■ GIVEN EXERCISE ■
Below are the records; collect from them each line containing the string "value".

=====

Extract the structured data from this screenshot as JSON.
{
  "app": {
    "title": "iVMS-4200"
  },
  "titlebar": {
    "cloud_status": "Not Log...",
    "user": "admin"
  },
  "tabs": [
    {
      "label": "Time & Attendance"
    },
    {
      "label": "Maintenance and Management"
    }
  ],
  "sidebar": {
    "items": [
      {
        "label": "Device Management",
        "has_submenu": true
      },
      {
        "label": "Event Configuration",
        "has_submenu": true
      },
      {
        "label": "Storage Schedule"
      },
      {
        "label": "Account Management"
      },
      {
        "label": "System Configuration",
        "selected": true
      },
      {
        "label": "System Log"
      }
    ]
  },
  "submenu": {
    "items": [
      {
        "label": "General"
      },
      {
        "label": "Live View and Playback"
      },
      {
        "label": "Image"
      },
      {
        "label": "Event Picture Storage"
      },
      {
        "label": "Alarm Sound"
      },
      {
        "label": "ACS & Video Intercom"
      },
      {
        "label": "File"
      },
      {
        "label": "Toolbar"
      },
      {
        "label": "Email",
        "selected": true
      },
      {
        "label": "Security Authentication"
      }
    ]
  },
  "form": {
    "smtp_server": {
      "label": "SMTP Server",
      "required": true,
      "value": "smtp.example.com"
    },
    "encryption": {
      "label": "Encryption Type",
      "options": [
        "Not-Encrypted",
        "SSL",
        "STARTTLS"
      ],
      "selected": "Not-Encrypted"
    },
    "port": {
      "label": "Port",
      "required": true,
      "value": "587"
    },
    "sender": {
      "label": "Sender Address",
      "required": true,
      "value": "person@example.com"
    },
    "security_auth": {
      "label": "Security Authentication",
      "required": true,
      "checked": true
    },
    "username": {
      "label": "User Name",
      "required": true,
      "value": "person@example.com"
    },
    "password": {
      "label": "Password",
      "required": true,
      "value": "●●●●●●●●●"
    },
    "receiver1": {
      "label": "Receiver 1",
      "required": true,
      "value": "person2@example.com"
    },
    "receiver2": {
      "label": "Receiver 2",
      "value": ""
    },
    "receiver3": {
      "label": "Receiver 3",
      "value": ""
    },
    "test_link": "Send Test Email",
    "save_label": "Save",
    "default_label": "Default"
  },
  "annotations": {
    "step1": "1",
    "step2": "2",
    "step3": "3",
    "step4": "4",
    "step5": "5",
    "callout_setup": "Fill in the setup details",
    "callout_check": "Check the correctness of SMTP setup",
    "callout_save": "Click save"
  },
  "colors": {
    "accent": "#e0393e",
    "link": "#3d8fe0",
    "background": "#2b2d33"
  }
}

=====

■ OUTPUT OF THE TASK ■
      "value": "smtp.example.com"
      "value": "587"
      "value": "person@example.com"
      "value": "person@example.com"
      "value": "●●●●●●●●●"
      "value": "person2@example.com"
      "value": ""
      "value": ""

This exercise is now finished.